→ What the task requires
Copy each line of the entries below that contains the string "table".

[Document layout analysis data]

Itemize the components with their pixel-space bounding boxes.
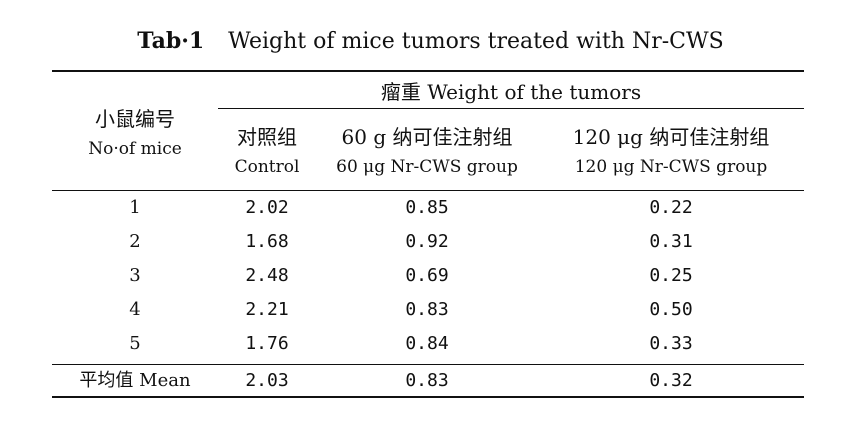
header-mouse-number-en: No·of mice [88, 139, 182, 159]
control-weight: 2.02 [245, 197, 289, 218]
high-dose-weight: 0.33 [649, 333, 693, 354]
header-120ug-group-en: 120 μg Nr-CWS group [574, 157, 768, 177]
control-weight: 1.76 [245, 333, 289, 354]
mouse-number: 5 [129, 333, 141, 354]
header-mouse-number-zh: 小鼠编号 [95, 107, 175, 131]
header-60ug-group-zh: 60 g 纳可佳注射组 [341, 125, 513, 149]
low-dose-weight: 0.69 [405, 265, 449, 286]
header-mouse-number: 小鼠编号 No·of mice [52, 104, 218, 164]
mouse-number: 3 [129, 265, 141, 286]
table-title: Weight of mice tumors treated with Nr-CW… [228, 29, 724, 54]
mouse-number: 2 [129, 231, 141, 252]
top-rule [52, 70, 804, 72]
control-weight: 2.48 [245, 265, 289, 286]
mouse-number: 4 [129, 299, 141, 320]
spanner-rule [218, 108, 804, 109]
bottom-rule [52, 396, 804, 398]
low-dose-mean: 0.83 [405, 370, 449, 391]
high-dose-mean: 0.32 [649, 370, 693, 391]
low-dose-weight: 0.84 [405, 333, 449, 354]
low-dose-weight: 0.92 [405, 231, 449, 252]
header-120ug-group-zh: 120 μg 纳可佳注射组 [572, 125, 770, 149]
control-weight: 2.21 [245, 299, 289, 320]
high-dose-weight: 0.31 [649, 231, 693, 252]
table-number: Tab·1 [137, 28, 205, 54]
header-control-zh: 对照组 [237, 125, 297, 149]
header-tumor-weight: 瘤重 Weight of the tumors [380, 80, 642, 104]
low-dose-weight: 0.83 [405, 299, 449, 320]
header-control: 对照组 Control [218, 122, 316, 182]
high-dose-weight: 0.22 [649, 197, 693, 218]
header-60ug-group: 60 g 纳可佳注射组 60 μg Nr-CWS group [316, 122, 538, 182]
high-dose-weight: 0.50 [649, 299, 693, 320]
mean-rule [52, 364, 804, 365]
header-120ug-group: 120 μg 纳可佳注射组 120 μg Nr-CWS group [538, 122, 804, 182]
table-caption: Tab·1 Weight of mice tumors treated with … [0, 28, 861, 54]
control-mean: 2.03 [245, 370, 289, 391]
header-rule [52, 190, 804, 191]
high-dose-weight: 0.25 [649, 265, 693, 286]
control-weight: 1.68 [245, 231, 289, 252]
low-dose-weight: 0.85 [405, 197, 449, 218]
header-60ug-group-en: 60 μg Nr-CWS group [336, 157, 518, 177]
header-control-en: Control [234, 157, 300, 177]
mean-label: 平均值 Mean [79, 370, 191, 391]
mouse-number: 1 [129, 197, 141, 218]
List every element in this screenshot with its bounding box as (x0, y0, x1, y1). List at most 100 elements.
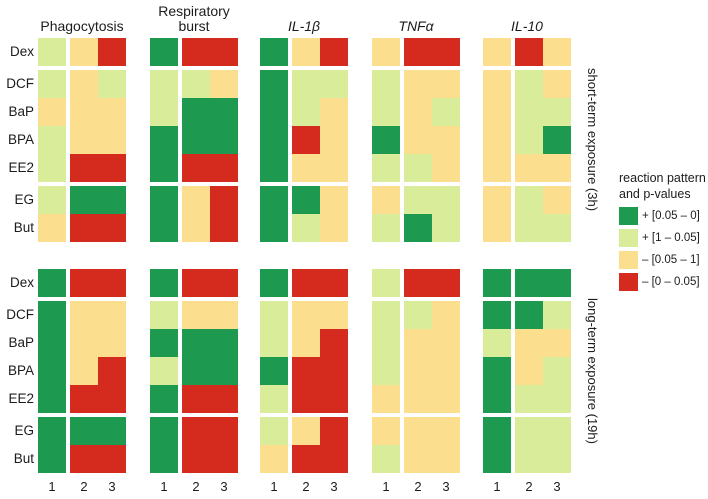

→ Completed exercise
table-title: Weight of mice tumors treated with Nr-CW… [228, 29, 724, 54]
table-number: Tab·1 [137, 28, 205, 54]
table-caption: Tab·1 Weight of mice tumors treated with … [0, 28, 861, 54]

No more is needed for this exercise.